_TASK BRIEF:_ How many lines in the entries below contain "rich"? Answer with the number only.

_DATA FOR THIS EXERCISE:_
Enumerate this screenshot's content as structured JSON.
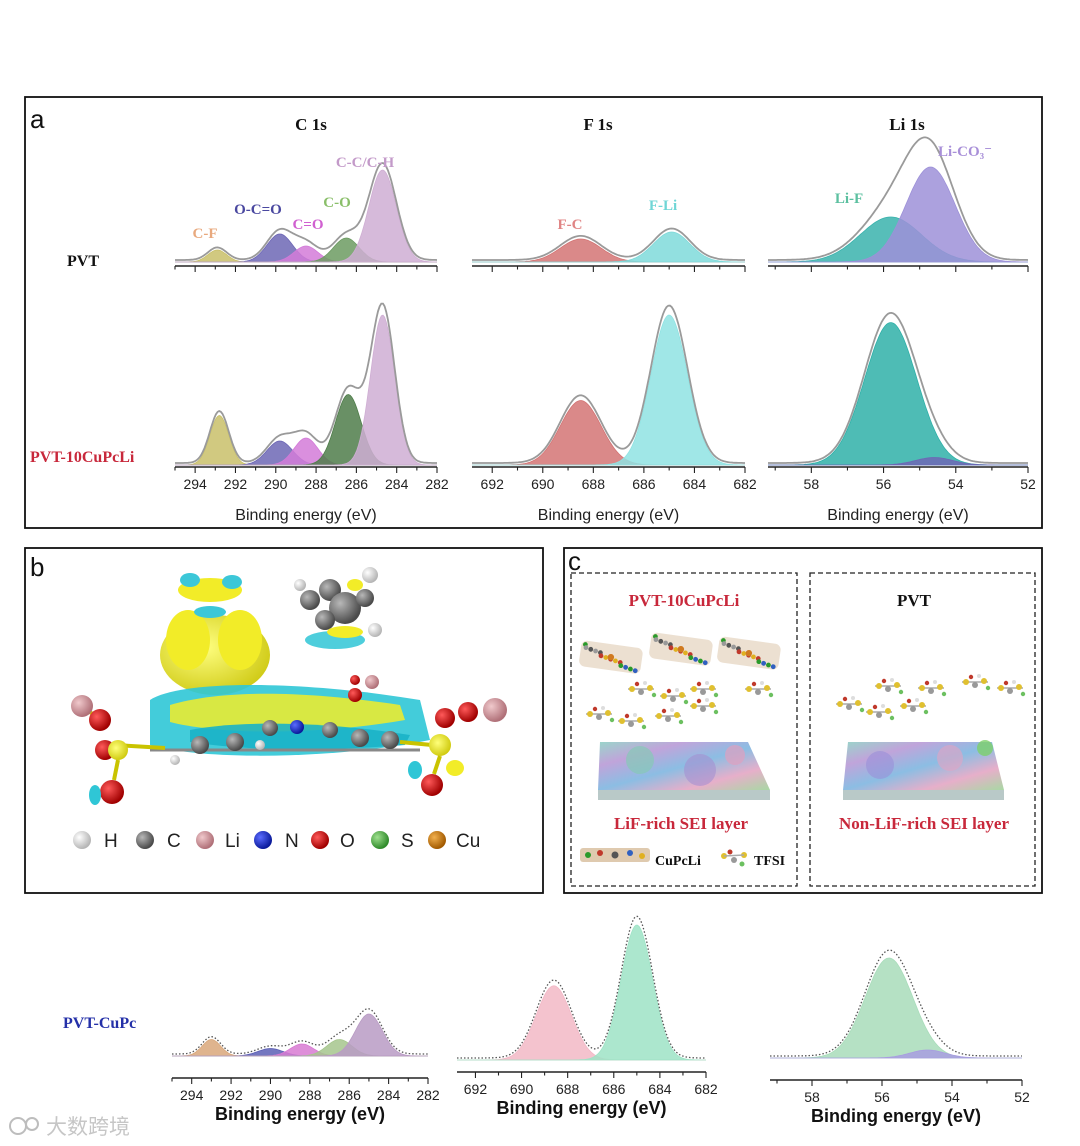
{
  "figure": {
    "panels": {
      "a": "a",
      "b": "b",
      "c": "c"
    },
    "panel_a": {
      "core_titles": [
        "C 1s",
        "F 1s",
        "Li 1s"
      ],
      "samples": [
        "PVT",
        "PVT-10CuPcLi"
      ],
      "xlabel": "Binding energy (eV)"
    },
    "panel_b": {
      "legend": [
        "H",
        "C",
        "Li",
        "N",
        "O",
        "S",
        "Cu"
      ]
    },
    "panel_c": {
      "left_title": "PVT-10CuPcLi",
      "right_title": "PVT",
      "left_layer": "LiF-rich SEI layer",
      "right_layer": "Non-LiF-rich SEI layer",
      "legend_cupcli": "CuPcLi",
      "legend_tfsi": "TFSI"
    },
    "bottom": {
      "sample": "PVT-CuPc",
      "xlabel": "Binding energy (eV)"
    },
    "watermark": "大数跨境"
  },
  "chart_data": [
    {
      "type": "area",
      "panel": "a",
      "title": "C 1s",
      "xlabel": "Binding energy (eV)",
      "xlim": [
        295,
        282
      ],
      "x_ticks": [
        294,
        292,
        290,
        288,
        286,
        284,
        282
      ],
      "peak_labels": [
        "C-F",
        "O-C=O",
        "C=O",
        "C-O",
        "C-C/C-H"
      ],
      "series": [
        {
          "name": "PVT",
          "peaks": [
            {
              "label": "C-F",
              "center": 292.9,
              "fwhm": 1.1,
              "height": 0.12,
              "color": "#c9c06a"
            },
            {
              "label": "O-C=O",
              "center": 289.8,
              "fwhm": 1.5,
              "height": 0.28,
              "color": "#6d67b5"
            },
            {
              "label": "C=O",
              "center": 288.5,
              "fwhm": 1.4,
              "height": 0.16,
              "color": "#d37bd8"
            },
            {
              "label": "C-O",
              "center": 286.5,
              "fwhm": 1.5,
              "height": 0.24,
              "color": "#6c9b62"
            },
            {
              "label": "C-C/C-H",
              "center": 284.7,
              "fwhm": 1.6,
              "height": 0.92,
              "color": "#cfaed3"
            }
          ]
        },
        {
          "name": "PVT-10CuPcLi",
          "peaks": [
            {
              "label": "C-F",
              "center": 292.8,
              "fwhm": 1.1,
              "height": 0.33,
              "color": "#c9c06a"
            },
            {
              "label": "O-C=O",
              "center": 289.8,
              "fwhm": 1.5,
              "height": 0.16,
              "color": "#6d67b5"
            },
            {
              "label": "C=O",
              "center": 288.5,
              "fwhm": 1.4,
              "height": 0.18,
              "color": "#d37bd8"
            },
            {
              "label": "C-O",
              "center": 286.4,
              "fwhm": 1.5,
              "height": 0.47,
              "color": "#4f7d4a"
            },
            {
              "label": "C-C/C-H",
              "center": 284.7,
              "fwhm": 1.4,
              "height": 1.0,
              "color": "#cfaed3"
            }
          ]
        }
      ]
    },
    {
      "type": "area",
      "panel": "a",
      "title": "F 1s",
      "xlabel": "Binding energy (eV)",
      "xlim": [
        692.8,
        682
      ],
      "x_ticks": [
        692,
        690,
        688,
        686,
        684,
        682
      ],
      "peak_labels": [
        "F-C",
        "F-Li"
      ],
      "series": [
        {
          "name": "PVT",
          "peaks": [
            {
              "label": "F-C",
              "center": 688.5,
              "fwhm": 1.9,
              "height": 0.23,
              "color": "#d47474"
            },
            {
              "label": "F-Li",
              "center": 684.9,
              "fwhm": 1.7,
              "height": 0.3,
              "color": "#7fdada"
            }
          ]
        },
        {
          "name": "PVT-10CuPcLi",
          "peaks": [
            {
              "label": "F-C",
              "center": 688.5,
              "fwhm": 1.9,
              "height": 0.43,
              "color": "#d47474"
            },
            {
              "label": "F-Li",
              "center": 685.0,
              "fwhm": 1.7,
              "height": 1.0,
              "color": "#8fe3e3"
            }
          ]
        }
      ]
    },
    {
      "type": "area",
      "panel": "a",
      "title": "Li 1s",
      "xlabel": "Binding energy (eV)",
      "xlim": [
        59.2,
        52
      ],
      "x_ticks": [
        58,
        56,
        54,
        52
      ],
      "peak_labels": [
        "Li-F",
        "Li-CO₃⁻"
      ],
      "series": [
        {
          "name": "PVT",
          "peaks": [
            {
              "label": "Li-F",
              "center": 55.8,
              "fwhm": 2.0,
              "height": 0.45,
              "color": "#3ab3ad"
            },
            {
              "label": "Li-CO₃⁻",
              "center": 54.7,
              "fwhm": 1.6,
              "height": 0.95,
              "color": "#9d91d8"
            }
          ]
        },
        {
          "name": "PVT-10CuPcLi",
          "peaks": [
            {
              "label": "Li-F",
              "center": 55.8,
              "fwhm": 1.7,
              "height": 0.95,
              "color": "#2fb0a8"
            },
            {
              "label": "Li-CO₃⁻",
              "center": 54.6,
              "fwhm": 1.2,
              "height": 0.05,
              "color": "#6d67b5"
            }
          ]
        }
      ]
    },
    {
      "type": "area",
      "panel": "bottom",
      "title": "",
      "xlabel": "Binding energy (eV)",
      "xlim": [
        295,
        282
      ],
      "x_ticks": [
        294,
        292,
        290,
        288,
        286,
        284,
        282
      ],
      "series": [
        {
          "name": "PVT-CuPc",
          "peaks": [
            {
              "center": 293.0,
              "fwhm": 1.1,
              "height": 0.22,
              "color": "#d9a77a"
            },
            {
              "center": 290.0,
              "fwhm": 1.5,
              "height": 0.1,
              "color": "#5c5fb5"
            },
            {
              "center": 288.4,
              "fwhm": 1.4,
              "height": 0.16,
              "color": "#d87ad2"
            },
            {
              "center": 286.5,
              "fwhm": 1.5,
              "height": 0.22,
              "color": "#a6c68d"
            },
            {
              "center": 285.0,
              "fwhm": 1.6,
              "height": 0.56,
              "color": "#b99bc4"
            }
          ]
        }
      ]
    },
    {
      "type": "area",
      "panel": "bottom",
      "title": "",
      "xlabel": "Binding energy (eV)",
      "xlim": [
        692.8,
        682
      ],
      "x_ticks": [
        692,
        690,
        688,
        686,
        684,
        682
      ],
      "series": [
        {
          "name": "PVT-CuPc",
          "peaks": [
            {
              "center": 688.6,
              "fwhm": 1.8,
              "height": 0.55,
              "color": "#f2b8c6"
            },
            {
              "center": 685.0,
              "fwhm": 1.6,
              "height": 1.0,
              "color": "#9ee3c6"
            }
          ]
        }
      ]
    },
    {
      "type": "area",
      "panel": "bottom",
      "title": "",
      "xlabel": "Binding energy (eV)",
      "xlim": [
        59.2,
        52
      ],
      "x_ticks": [
        58,
        56,
        54,
        52
      ],
      "series": [
        {
          "name": "PVT-CuPc",
          "peaks": [
            {
              "center": 55.8,
              "fwhm": 1.6,
              "height": 1.0,
              "color": "#a8dcba"
            },
            {
              "center": 54.7,
              "fwhm": 1.2,
              "height": 0.08,
              "color": "#a89de0"
            }
          ]
        }
      ]
    }
  ]
}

_EXERCISE RESULT:_ 2